BEGIN Entries
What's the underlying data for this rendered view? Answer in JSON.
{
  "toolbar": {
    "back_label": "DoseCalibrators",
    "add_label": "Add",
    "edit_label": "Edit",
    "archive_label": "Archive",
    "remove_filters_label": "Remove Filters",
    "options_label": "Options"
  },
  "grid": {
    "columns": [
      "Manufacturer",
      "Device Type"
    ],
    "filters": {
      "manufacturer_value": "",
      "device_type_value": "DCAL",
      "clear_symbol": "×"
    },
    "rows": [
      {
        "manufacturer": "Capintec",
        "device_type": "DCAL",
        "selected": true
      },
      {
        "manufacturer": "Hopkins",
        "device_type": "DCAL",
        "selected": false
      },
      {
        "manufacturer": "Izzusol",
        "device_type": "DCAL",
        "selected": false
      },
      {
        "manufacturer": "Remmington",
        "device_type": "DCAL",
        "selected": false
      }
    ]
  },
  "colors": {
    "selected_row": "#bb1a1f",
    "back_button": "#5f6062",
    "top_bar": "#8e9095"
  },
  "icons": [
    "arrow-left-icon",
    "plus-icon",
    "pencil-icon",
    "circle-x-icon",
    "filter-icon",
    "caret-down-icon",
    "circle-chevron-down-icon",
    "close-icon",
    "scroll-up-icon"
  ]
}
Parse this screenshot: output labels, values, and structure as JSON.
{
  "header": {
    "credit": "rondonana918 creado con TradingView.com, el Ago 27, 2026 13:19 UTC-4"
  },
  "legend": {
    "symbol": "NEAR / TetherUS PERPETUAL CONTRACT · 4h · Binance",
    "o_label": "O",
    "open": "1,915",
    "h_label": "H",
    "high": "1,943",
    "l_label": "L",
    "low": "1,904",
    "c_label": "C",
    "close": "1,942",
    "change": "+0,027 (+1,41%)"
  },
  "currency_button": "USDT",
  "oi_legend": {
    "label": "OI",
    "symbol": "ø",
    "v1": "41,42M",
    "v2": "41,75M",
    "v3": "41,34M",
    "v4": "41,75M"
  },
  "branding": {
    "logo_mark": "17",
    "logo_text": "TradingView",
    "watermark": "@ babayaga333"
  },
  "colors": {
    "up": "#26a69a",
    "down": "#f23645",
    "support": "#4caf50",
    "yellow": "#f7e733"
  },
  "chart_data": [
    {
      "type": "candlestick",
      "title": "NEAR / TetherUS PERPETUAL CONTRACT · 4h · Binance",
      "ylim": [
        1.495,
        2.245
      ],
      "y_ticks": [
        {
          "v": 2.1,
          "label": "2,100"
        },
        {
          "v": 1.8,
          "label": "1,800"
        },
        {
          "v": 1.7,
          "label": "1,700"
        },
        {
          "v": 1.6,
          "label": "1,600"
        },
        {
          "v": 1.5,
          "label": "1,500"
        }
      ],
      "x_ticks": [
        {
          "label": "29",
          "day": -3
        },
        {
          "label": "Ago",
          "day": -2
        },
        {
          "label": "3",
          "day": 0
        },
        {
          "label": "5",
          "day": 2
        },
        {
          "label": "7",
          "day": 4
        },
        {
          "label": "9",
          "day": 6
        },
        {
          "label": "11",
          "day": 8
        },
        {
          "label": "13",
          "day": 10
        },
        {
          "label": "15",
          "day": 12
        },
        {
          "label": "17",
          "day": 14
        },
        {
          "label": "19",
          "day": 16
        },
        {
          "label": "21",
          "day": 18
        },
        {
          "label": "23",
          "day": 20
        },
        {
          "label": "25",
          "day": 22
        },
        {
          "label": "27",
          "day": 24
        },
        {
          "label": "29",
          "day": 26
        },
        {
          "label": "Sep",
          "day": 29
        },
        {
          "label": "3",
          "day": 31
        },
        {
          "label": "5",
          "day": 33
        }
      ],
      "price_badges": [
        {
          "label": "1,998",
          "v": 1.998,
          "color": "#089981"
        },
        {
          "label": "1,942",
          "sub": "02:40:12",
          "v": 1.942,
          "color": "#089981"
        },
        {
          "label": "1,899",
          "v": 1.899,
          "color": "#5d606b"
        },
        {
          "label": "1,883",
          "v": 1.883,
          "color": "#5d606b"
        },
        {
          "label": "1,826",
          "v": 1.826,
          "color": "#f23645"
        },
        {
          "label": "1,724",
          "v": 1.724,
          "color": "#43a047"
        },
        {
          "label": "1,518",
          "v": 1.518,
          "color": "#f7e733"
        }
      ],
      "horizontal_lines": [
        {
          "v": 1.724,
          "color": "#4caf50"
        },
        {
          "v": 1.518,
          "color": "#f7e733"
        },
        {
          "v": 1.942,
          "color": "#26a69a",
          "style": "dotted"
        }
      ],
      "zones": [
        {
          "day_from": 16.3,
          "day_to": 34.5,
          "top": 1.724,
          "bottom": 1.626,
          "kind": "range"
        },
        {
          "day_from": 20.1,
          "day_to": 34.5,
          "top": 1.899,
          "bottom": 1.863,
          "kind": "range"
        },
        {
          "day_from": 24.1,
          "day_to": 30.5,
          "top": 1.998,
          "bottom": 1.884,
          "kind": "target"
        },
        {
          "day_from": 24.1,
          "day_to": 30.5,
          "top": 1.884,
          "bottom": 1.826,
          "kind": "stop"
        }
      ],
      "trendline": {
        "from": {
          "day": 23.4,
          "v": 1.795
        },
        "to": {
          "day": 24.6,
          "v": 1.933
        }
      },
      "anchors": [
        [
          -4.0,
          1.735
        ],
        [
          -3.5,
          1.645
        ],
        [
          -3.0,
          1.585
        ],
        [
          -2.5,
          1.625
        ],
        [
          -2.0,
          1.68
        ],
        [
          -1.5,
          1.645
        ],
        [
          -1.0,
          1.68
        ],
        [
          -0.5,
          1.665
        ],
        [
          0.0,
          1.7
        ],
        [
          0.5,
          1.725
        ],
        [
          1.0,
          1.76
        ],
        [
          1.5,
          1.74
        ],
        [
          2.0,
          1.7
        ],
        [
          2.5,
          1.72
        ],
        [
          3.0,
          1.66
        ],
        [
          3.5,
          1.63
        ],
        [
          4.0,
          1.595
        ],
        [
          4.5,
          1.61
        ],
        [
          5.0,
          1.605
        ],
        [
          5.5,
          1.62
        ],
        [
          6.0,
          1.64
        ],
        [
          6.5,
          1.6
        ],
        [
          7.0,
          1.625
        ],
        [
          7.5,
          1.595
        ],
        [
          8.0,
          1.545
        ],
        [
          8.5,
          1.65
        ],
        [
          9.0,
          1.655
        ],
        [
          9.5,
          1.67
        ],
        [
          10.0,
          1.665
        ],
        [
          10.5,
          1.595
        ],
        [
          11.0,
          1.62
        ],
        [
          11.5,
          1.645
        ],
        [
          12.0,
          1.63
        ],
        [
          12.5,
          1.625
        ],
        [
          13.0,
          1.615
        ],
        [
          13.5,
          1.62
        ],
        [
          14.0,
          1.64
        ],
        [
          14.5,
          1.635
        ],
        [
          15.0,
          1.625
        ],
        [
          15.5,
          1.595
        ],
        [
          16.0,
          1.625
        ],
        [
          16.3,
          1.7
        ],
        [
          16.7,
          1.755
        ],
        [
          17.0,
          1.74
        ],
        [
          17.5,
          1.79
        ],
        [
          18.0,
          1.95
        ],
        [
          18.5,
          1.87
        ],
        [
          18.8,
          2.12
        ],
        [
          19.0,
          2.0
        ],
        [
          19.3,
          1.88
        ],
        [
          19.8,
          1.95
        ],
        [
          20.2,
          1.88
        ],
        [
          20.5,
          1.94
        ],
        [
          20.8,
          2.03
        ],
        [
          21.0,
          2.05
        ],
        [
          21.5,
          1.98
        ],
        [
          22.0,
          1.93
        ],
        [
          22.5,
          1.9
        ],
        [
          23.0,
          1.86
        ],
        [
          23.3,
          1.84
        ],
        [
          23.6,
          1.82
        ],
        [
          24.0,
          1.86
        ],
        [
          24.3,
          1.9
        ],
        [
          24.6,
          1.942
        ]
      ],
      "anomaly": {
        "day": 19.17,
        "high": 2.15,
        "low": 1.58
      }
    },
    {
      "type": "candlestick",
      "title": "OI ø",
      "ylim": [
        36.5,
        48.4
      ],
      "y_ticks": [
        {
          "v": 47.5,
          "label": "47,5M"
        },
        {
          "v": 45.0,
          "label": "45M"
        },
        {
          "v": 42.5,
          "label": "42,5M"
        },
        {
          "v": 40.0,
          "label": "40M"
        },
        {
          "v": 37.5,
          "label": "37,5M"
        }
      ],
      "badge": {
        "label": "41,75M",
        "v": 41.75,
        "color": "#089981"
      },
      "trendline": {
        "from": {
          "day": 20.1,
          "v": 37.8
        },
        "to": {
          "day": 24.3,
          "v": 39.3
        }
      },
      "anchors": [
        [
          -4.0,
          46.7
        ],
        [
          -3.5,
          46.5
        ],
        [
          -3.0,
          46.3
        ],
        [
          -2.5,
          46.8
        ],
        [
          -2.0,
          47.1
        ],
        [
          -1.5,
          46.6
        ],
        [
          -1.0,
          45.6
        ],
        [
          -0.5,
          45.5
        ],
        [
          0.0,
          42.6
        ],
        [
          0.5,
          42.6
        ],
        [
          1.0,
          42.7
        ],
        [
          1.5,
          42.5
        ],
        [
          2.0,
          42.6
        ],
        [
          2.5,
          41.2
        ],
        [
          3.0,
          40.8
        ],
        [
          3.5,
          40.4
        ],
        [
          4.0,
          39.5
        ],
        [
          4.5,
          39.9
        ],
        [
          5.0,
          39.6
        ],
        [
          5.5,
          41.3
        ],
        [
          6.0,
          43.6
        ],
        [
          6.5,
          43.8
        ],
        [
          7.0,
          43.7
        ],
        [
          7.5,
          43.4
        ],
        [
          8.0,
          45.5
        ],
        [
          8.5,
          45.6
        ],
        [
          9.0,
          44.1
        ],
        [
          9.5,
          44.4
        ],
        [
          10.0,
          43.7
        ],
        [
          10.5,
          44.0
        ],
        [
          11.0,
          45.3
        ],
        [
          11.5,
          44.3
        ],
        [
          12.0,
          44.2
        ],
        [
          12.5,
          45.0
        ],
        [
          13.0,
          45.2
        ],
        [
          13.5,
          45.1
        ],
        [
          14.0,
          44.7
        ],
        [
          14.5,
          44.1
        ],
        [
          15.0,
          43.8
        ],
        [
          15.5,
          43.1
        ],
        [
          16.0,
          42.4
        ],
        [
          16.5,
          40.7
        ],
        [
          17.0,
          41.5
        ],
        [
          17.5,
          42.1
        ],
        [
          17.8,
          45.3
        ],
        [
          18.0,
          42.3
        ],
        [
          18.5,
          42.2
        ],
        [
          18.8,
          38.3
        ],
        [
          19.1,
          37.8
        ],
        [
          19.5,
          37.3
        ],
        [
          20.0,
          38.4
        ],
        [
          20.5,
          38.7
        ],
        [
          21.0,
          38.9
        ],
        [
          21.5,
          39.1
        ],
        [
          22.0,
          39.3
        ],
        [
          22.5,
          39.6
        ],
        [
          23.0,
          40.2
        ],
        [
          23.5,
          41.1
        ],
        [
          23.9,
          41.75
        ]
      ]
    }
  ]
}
END Entries
- _Stated problem_: Of the lines in the records, how many contain the word "TetherUS"? Answer with the number and nothing else.

- _Completed exercise_: 2